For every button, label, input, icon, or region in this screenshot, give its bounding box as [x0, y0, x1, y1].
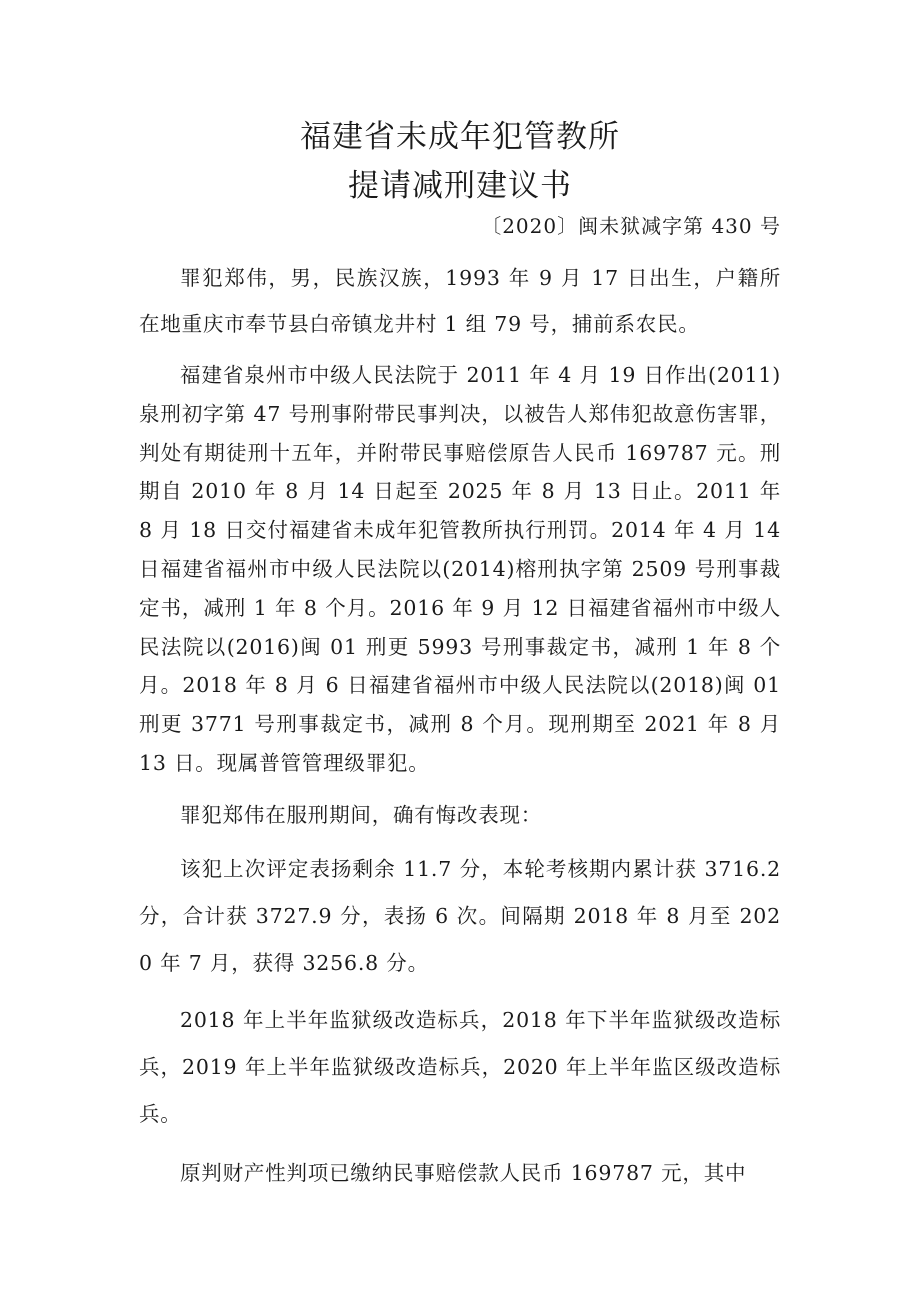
document-body	[139, 256, 781, 1197]
paragraph-sentence-history: 福建省泉州市中级人民法院于 2011 年 4 月 19 日作出(2011)泉刑初字第 47 号刑事附带民事判决，以被告人郑伟犯故意伤害罪，判处有期徒刑十五年，并附带民事赔偿原告人民币 169787 元。刑期自 2010 年 8 月 14 日起至 2025 年 8 月 13 日止。2011 年 8 月 18 日交付福建省未成年犯管教所执行刑罚。2014 年 4 月 14 日福建省福州市中级人民法院以(2014)榕刑执字第 2509 号刑事裁定书，减刑 1 年 8 个月。2016 年 9 月 12 日福建省福州市中级人民法院以(2016)闽 01 刑更 5993 号刑事裁定书，减刑 1 年 8 个月。2018 年 8 月 6 日福建省福州市中级人民法院以(2018)闽 01 刑更 3771 号刑事裁定书，减刑 8 个月。现刑期至 2021 年 8 月 13 日。现属普管管理级罪犯。	[139, 363, 781, 775]
paragraph-points-record: 该犯上次评定表扬剩余 11.7 分，本轮考核期内累计获 3716.2 分，合计获 3727.9 分，表扬 6 次。间隔期 2018 年 8 月至 2020 年 7 月，获得 3256.8 分。	[139, 856, 781, 975]
paragraph-property-payment: 原判财产性判项已缴纳民事赔偿款人民币 169787 元，其中	[180, 1160, 747, 1185]
paragraph-criminal-info: 罪犯郑伟，男，民族汉族，1993 年 9 月 17 日出生，户籍所在地重庆市奉节县白帝镇龙井村 1 组 79 号，捕前系农民。	[139, 266, 781, 336]
paragraph-repentance-intro: 罪犯郑伟在服刑期间，确有悔改表现：	[180, 802, 543, 827]
document-title-line-2: 提请减刑建议书	[348, 168, 572, 204]
document-title-line-1: 福建省未成年犯管教所	[300, 119, 620, 155]
document-number: 〔2020〕闽未狱减字第 430 号	[481, 214, 781, 238]
paragraph-awards: 2018 年上半年监狱级改造标兵，2018 年下半年监狱级改造标兵，2019 年上半年监狱级改造标兵，2020 年上半年监区级改造标兵。	[139, 1007, 781, 1126]
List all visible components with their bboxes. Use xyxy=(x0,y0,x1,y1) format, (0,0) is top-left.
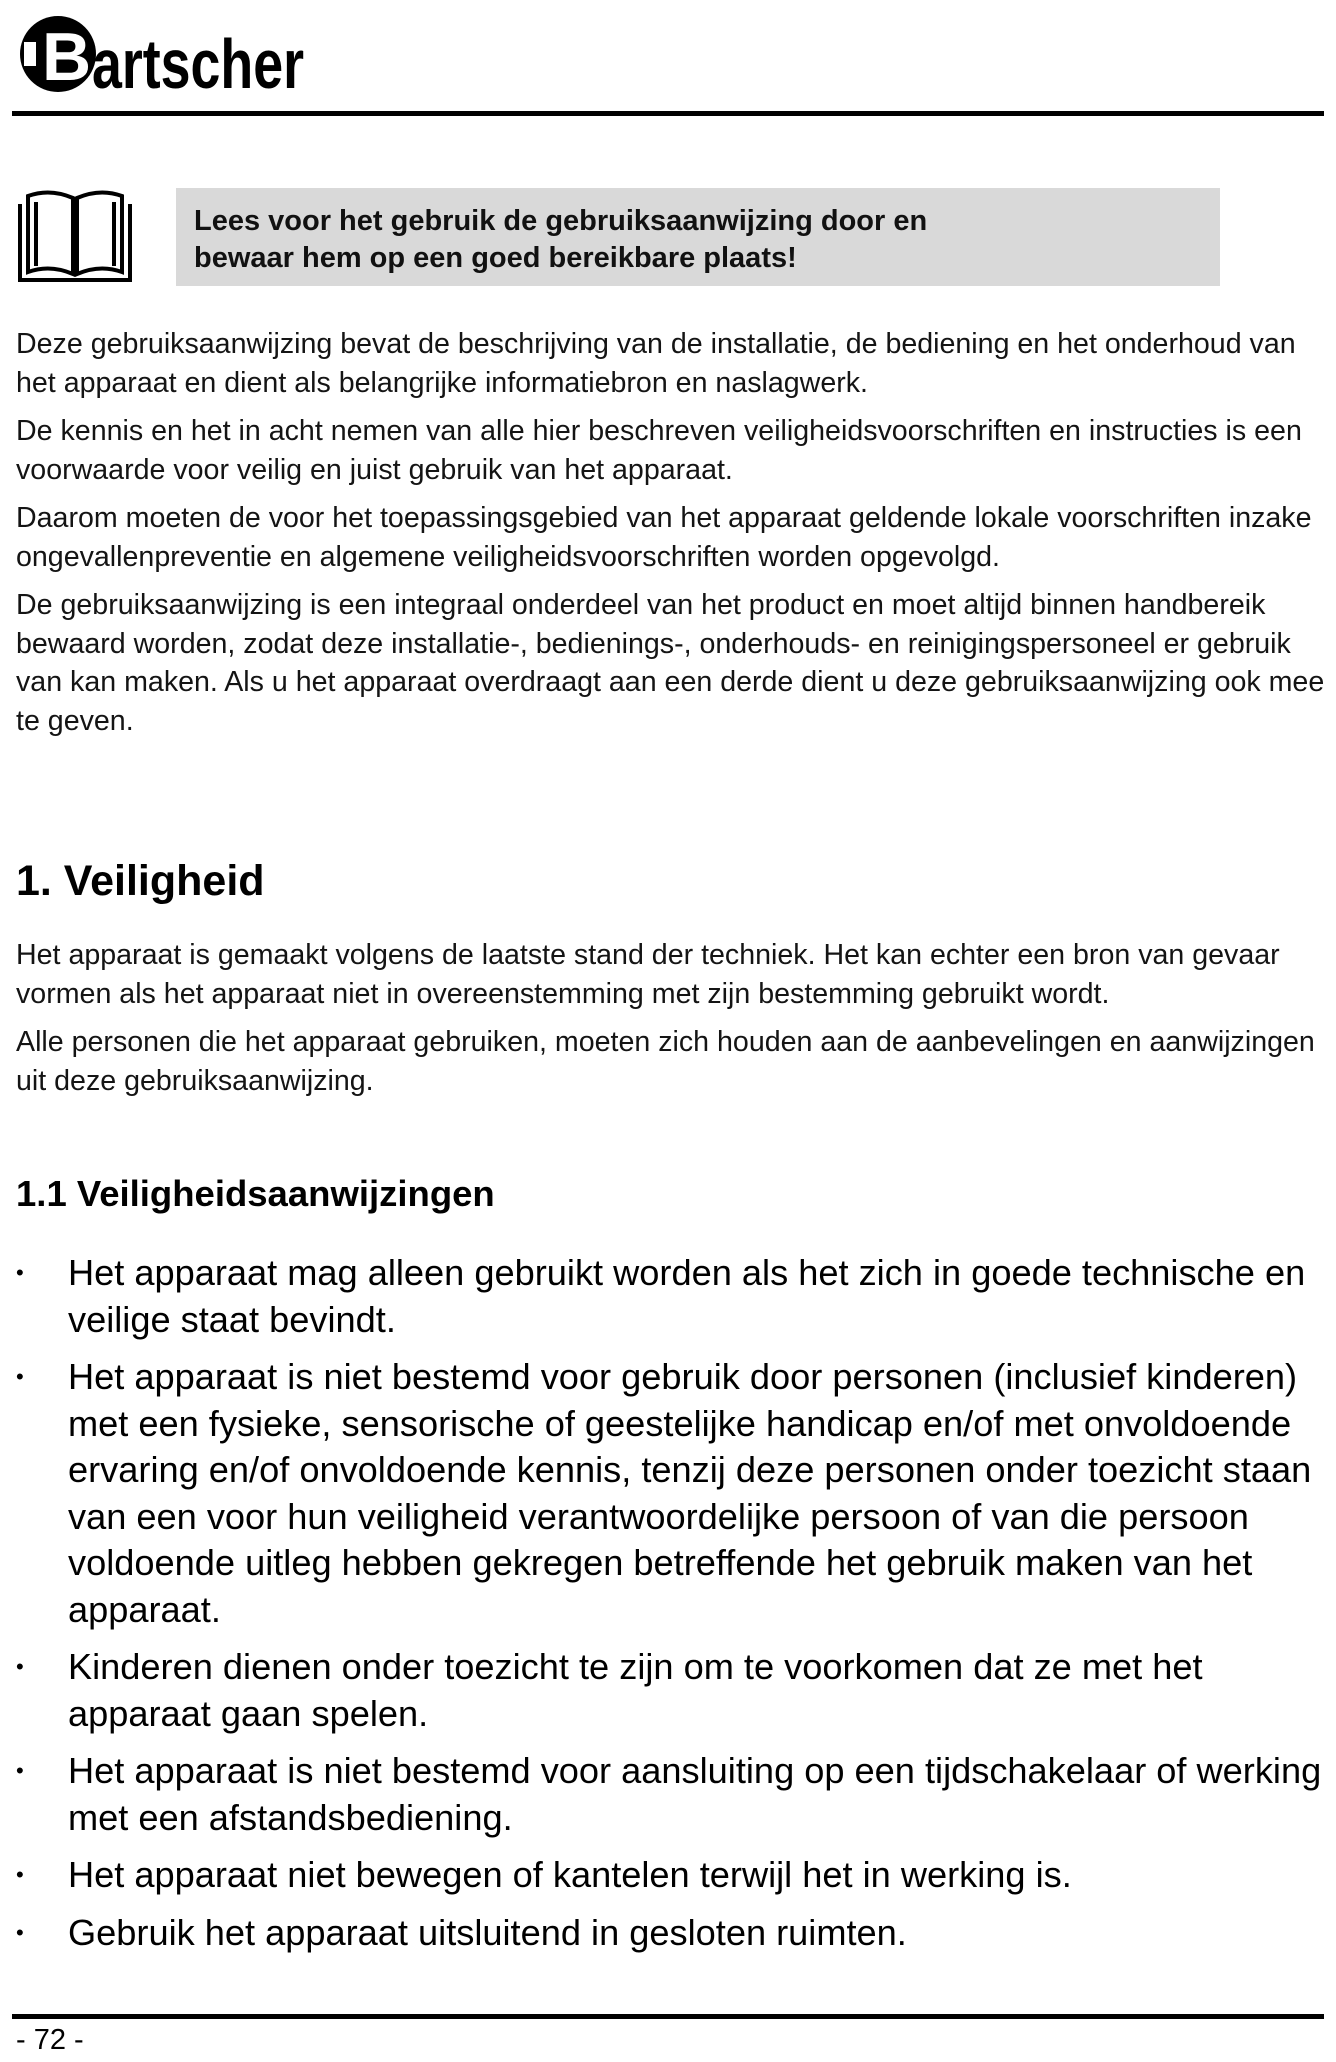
list-item xyxy=(16,1910,1330,1957)
section-title-veiligheid: 1. Veiligheid xyxy=(16,857,265,905)
bullet-icon: • xyxy=(16,1260,24,1285)
bartscher-logo xyxy=(14,8,314,103)
safety-list xyxy=(16,1250,1330,1967)
list-item-text: Kinderen dienen onder toezicht te zijn om te voorkomen dat ze met het apparaat gaan spelen. xyxy=(68,1646,1203,1734)
list-item-text: Het apparaat niet bewegen of kantelen terwijl het in werking is. xyxy=(68,1854,1072,1895)
bullet-icon: • xyxy=(16,1919,24,1945)
bullet-icon: • xyxy=(16,1654,24,1679)
notice-line-1: Lees voor het gebruik de gebruiksaanwijzing door en xyxy=(194,205,928,237)
list-item-text: Gebruik het apparaat uitsluitend in gesloten ruimten. xyxy=(68,1911,907,1953)
list-item-text: Het apparaat is niet bestemd voor aansluiting op een tijdschakelaar of werking met een afstandsbediening. xyxy=(68,1750,1322,1838)
section-title-veiligheidsaanwijzingen: 1.1 Veiligheidsaanwijzingen xyxy=(16,1173,495,1214)
intro-paragraph: Deze gebruiksaanwijzing bevat de beschrijving van de installatie, de bediening en het onderhoud van het apparaat en dient als belangrijke informatiebron en naslagwerk. xyxy=(16,328,1296,399)
notice-line-2: bewaar hem op een goed bereikbare plaats! xyxy=(194,242,797,274)
page-number: - 72 - xyxy=(16,2024,84,2056)
intro-paragraph: De kennis en het in acht nemen van alle hier beschreven veiligheidsvoorschriften en instructies is een voorwaarde voor veilig en juist gebruik van het apparaat. xyxy=(16,415,1302,486)
intro-paragraph: De gebruiksaanwijzing is een integraal onderdeel van het product en moet altijd binnen handbereik bewaard worden, zodat deze installatie-, bedienings-, onderhouds- en reinigingspersoneel er gebruik van kan maken. Als u het apparaat overdraagt aan een derde dient u deze gebruiksaanwijzing ook mee te geven. xyxy=(16,589,1325,737)
footer-rule xyxy=(12,2014,1324,2019)
list-item xyxy=(16,1748,1330,1841)
list-item xyxy=(16,1644,1330,1737)
intro-paragraph: Daarom moeten de voor het toepassingsgebied van het apparaat geldende lokale voorschriften inzake ongevallenpreventie en algemene veiligheidsvoorschriften worden opgevolgd. xyxy=(16,502,1312,573)
header-rule xyxy=(12,111,1324,116)
section1-paragraph: Het apparaat is gemaakt volgens de laatste stand der techniek. Het kan echter een bron van gevaar vormen als het apparaat niet in overeenstemming met zijn bestemming gebruikt wordt. xyxy=(16,939,1280,1010)
section1-paragraph: Alle personen die het apparaat gebruiken, moeten zich houden aan de aanbevelingen en aanwijzingen uit deze gebruiksaanwijzing. xyxy=(16,1026,1315,1097)
intro-section xyxy=(16,325,1326,750)
list-item xyxy=(16,1852,1330,1899)
bullet-icon: • xyxy=(16,1364,24,1389)
notice-box xyxy=(176,188,1220,286)
bullet-icon: • xyxy=(16,1758,24,1783)
section1-body xyxy=(16,936,1326,1110)
logo-mark xyxy=(14,8,314,103)
book-icon xyxy=(16,190,134,286)
svg-text:B: B xyxy=(42,19,92,95)
list-item xyxy=(16,1250,1330,1343)
list-item-text: Het apparaat mag alleen gebruikt worden als het zich in goede technische en veilige staat bevindt. xyxy=(68,1252,1306,1340)
list-item-text: Het apparaat is niet bestemd voor gebruik door personen (inclusief kinderen) met een fysieke, sensorische of geestelijke handicap en/of met onvoldoende ervaring en/of onvoldoende kennis, tenzij deze personen onder toezicht staan van een voor hun veiligheid verantwoordelijke persoon of van die persoon voldoende uitleg hebben gekregen betreffende het gebruik maken van het apparaat. xyxy=(68,1356,1312,1630)
bullet-icon: • xyxy=(16,1862,24,1887)
list-item xyxy=(16,1354,1330,1633)
svg-text:artscher: artscher xyxy=(92,25,304,103)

▸ Your instructions
Please retype every row shown above exactly as it appears, leaving out the pictures.

▸ Answer to this exercise
For every button, label, input, icon, or region in this screenshot, give its bounding box as [x0, y0, x1, y1].
document-body	[139, 256, 781, 1197]
paragraph-sentence-history: 福建省泉州市中级人民法院于 2011 年 4 月 19 日作出(2011)泉刑初字第 47 号刑事附带民事判决，以被告人郑伟犯故意伤害罪，判处有期徒刑十五年，并附带民事赔偿原告人民币 169787 元。刑期自 2010 年 8 月 14 日起至 2025 年 8 月 13 日止。2011 年 8 月 18 日交付福建省未成年犯管教所执行刑罚。2014 年 4 月 14 日福建省福州市中级人民法院以(2014)榕刑执字第 2509 号刑事裁定书，减刑 1 年 8 个月。2016 年 9 月 12 日福建省福州市中级人民法院以(2016)闽 01 刑更 5993 号刑事裁定书，减刑 1 年 8 个月。2018 年 8 月 6 日福建省福州市中级人民法院以(2018)闽 01 刑更 3771 号刑事裁定书，减刑 8 个月。现刑期至 2021 年 8 月 13 日。现属普管管理级罪犯。	[139, 363, 781, 775]
paragraph-points-record: 该犯上次评定表扬剩余 11.7 分，本轮考核期内累计获 3716.2 分，合计获 3727.9 分，表扬 6 次。间隔期 2018 年 8 月至 2020 年 7 月，获得 3256.8 分。	[139, 856, 781, 975]
paragraph-property-payment: 原判财产性判项已缴纳民事赔偿款人民币 169787 元，其中	[180, 1160, 747, 1185]
paragraph-criminal-info: 罪犯郑伟，男，民族汉族，1993 年 9 月 17 日出生，户籍所在地重庆市奉节县白帝镇龙井村 1 组 79 号，捕前系农民。	[139, 266, 781, 336]
paragraph-repentance-intro: 罪犯郑伟在服刑期间，确有悔改表现：	[180, 802, 543, 827]
document-title-line-2: 提请减刑建议书	[348, 168, 572, 204]
document-title-line-1: 福建省未成年犯管教所	[300, 119, 620, 155]
document-number: 〔2020〕闽未狱减字第 430 号	[481, 214, 781, 238]
paragraph-awards: 2018 年上半年监狱级改造标兵，2018 年下半年监狱级改造标兵，2019 年上半年监狱级改造标兵，2020 年上半年监区级改造标兵。	[139, 1007, 781, 1126]
List all visible components with their bboxes. Use xyxy=(x0,y0,x1,y1) format, (0,0) is top-left.
list-item xyxy=(16,1910,1330,1957)
section-title-veiligheid: 1. Veiligheid xyxy=(16,857,265,905)
bullet-icon: • xyxy=(16,1260,24,1285)
bartscher-logo xyxy=(14,8,314,103)
safety-list xyxy=(16,1250,1330,1967)
list-item-text: Kinderen dienen onder toezicht te zijn om te voorkomen dat ze met het apparaat gaan spelen. xyxy=(68,1646,1203,1734)
list-item-text: Het apparaat niet bewegen of kantelen terwijl het in werking is. xyxy=(68,1854,1072,1895)
bullet-icon: • xyxy=(16,1919,24,1945)
bullet-icon: • xyxy=(16,1654,24,1679)
notice-line-1: Lees voor het gebruik de gebruiksaanwijzing door en xyxy=(194,205,928,237)
list-item-text: Gebruik het apparaat uitsluitend in gesloten ruimten. xyxy=(68,1911,907,1953)
list-item-text: Het apparaat is niet bestemd voor aansluiting op een tijdschakelaar of werking met een afstandsbediening. xyxy=(68,1750,1322,1838)
section-title-veiligheidsaanwijzingen: 1.1 Veiligheidsaanwijzingen xyxy=(16,1173,495,1214)
intro-paragraph: Deze gebruiksaanwijzing bevat de beschrijving van de installatie, de bediening en het onderhoud van het apparaat en dient als belangrijke informatiebron en naslagwerk. xyxy=(16,328,1296,399)
notice-line-2: bewaar hem op een goed bereikbare plaats! xyxy=(194,242,797,274)
page-number: - 72 - xyxy=(16,2024,84,2056)
intro-paragraph: De kennis en het in acht nemen van alle hier beschreven veiligheidsvoorschriften en instructies is een voorwaarde voor veilig en juist gebruik van het apparaat. xyxy=(16,415,1302,486)
intro-paragraph: De gebruiksaanwijzing is een integraal onderdeel van het product en moet altijd binnen handbereik bewaard worden, zodat deze installatie-, bedienings-, onderhouds- en reinigingspersoneel er gebruik van kan maken. Als u het apparaat overdraagt aan een derde dient u deze gebruiksaanwijzing ook mee te geven. xyxy=(16,589,1325,737)
footer-rule xyxy=(12,2014,1324,2019)
list-item xyxy=(16,1748,1330,1841)
list-item xyxy=(16,1644,1330,1737)
intro-paragraph: Daarom moeten de voor het toepassingsgebied van het apparaat geldende lokale voorschriften inzake ongevallenpreventie en algemene veiligheidsvoorschriften worden opgevolgd. xyxy=(16,502,1312,573)
header-rule xyxy=(12,111,1324,116)
section1-paragraph: Het apparaat is gemaakt volgens de laatste stand der techniek. Het kan echter een bron van gevaar vormen als het apparaat niet in overeenstemming met zijn bestemming gebruikt wordt. xyxy=(16,939,1280,1010)
section1-paragraph: Alle personen die het apparaat gebruiken, moeten zich houden aan de aanbevelingen en aanwijzingen uit deze gebruiksaanwijzing. xyxy=(16,1026,1315,1097)
intro-section xyxy=(16,325,1326,750)
list-item xyxy=(16,1852,1330,1899)
bullet-icon: • xyxy=(16,1364,24,1389)
notice-box xyxy=(176,188,1220,286)
bullet-icon: • xyxy=(16,1758,24,1783)
section1-body xyxy=(16,936,1326,1110)
logo-mark xyxy=(14,8,314,103)
book-icon xyxy=(16,190,134,286)
svg-text:B: B xyxy=(42,19,92,95)
list-item xyxy=(16,1250,1330,1343)
list-item-text: Het apparaat mag alleen gebruikt worden als het zich in goede technische en veilige staat bevindt. xyxy=(68,1252,1306,1340)
list-item-text: Het apparaat is niet bestemd voor gebruik door personen (inclusief kinderen) met een fysieke, sensorische of geestelijke handicap en/of met onvoldoende ervaring en/of onvoldoende kennis, tenzij deze personen onder toezicht staan van een voor hun veiligheid verantwoordelijke persoon of van die persoon voldoende uitleg hebben gekregen betreffende het gebruik maken van het apparaat. xyxy=(68,1356,1312,1630)
bullet-icon: • xyxy=(16,1862,24,1887)
list-item xyxy=(16,1354,1330,1633)
svg-text:artscher: artscher xyxy=(92,25,304,103)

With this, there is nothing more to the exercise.